**STATED EXERCISE:** Search the material below for the word "will". Copy every line that has it.

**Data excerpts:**
----------------

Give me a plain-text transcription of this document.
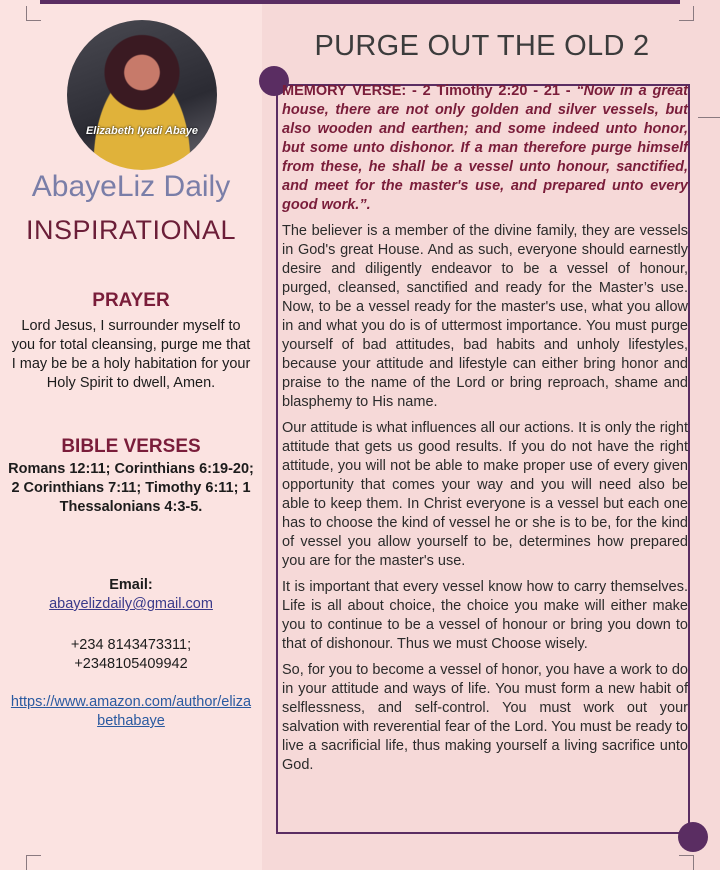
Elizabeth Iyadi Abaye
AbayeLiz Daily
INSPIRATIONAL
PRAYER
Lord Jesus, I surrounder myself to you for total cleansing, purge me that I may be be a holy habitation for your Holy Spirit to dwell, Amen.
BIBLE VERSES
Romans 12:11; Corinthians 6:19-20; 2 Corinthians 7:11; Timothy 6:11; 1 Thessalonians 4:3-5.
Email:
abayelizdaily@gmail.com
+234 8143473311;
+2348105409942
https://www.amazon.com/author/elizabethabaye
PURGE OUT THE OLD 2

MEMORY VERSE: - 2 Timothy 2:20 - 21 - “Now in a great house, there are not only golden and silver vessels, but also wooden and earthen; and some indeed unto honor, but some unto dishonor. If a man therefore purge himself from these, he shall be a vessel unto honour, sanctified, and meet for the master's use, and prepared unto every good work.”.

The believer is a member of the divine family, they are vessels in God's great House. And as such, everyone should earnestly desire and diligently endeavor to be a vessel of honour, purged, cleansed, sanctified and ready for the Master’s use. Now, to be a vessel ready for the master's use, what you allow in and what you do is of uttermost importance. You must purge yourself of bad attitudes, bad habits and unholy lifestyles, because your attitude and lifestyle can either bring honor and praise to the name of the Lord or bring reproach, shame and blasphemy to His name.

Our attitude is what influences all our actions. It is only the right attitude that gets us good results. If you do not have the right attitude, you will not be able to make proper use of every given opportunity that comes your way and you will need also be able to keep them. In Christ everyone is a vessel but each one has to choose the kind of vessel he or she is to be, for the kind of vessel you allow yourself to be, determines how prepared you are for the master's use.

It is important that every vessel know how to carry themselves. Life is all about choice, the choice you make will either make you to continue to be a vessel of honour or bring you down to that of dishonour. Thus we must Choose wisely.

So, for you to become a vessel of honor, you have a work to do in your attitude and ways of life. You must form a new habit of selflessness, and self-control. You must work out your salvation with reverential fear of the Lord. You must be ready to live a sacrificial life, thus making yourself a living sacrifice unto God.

----------------

**RESULT BELOW:**
Our attitude is what influences all our actions. It is only the right attitude that gets us good results. If you do not have the right attitude, you will not be able to make proper use of every given opportunity that comes your way and you will need also be able to keep them. In Christ everyone is a vessel but each one has to choose the kind of vessel he or she is to be, for the kind of vessel you allow yourself to be, determines how prepared you are for the master's use.
It is important that every vessel know how to carry themselves. Life is all about choice, the choice you make will either make you to continue to be a vessel of honour or bring you down to that of dishonour. Thus we must Choose wisely.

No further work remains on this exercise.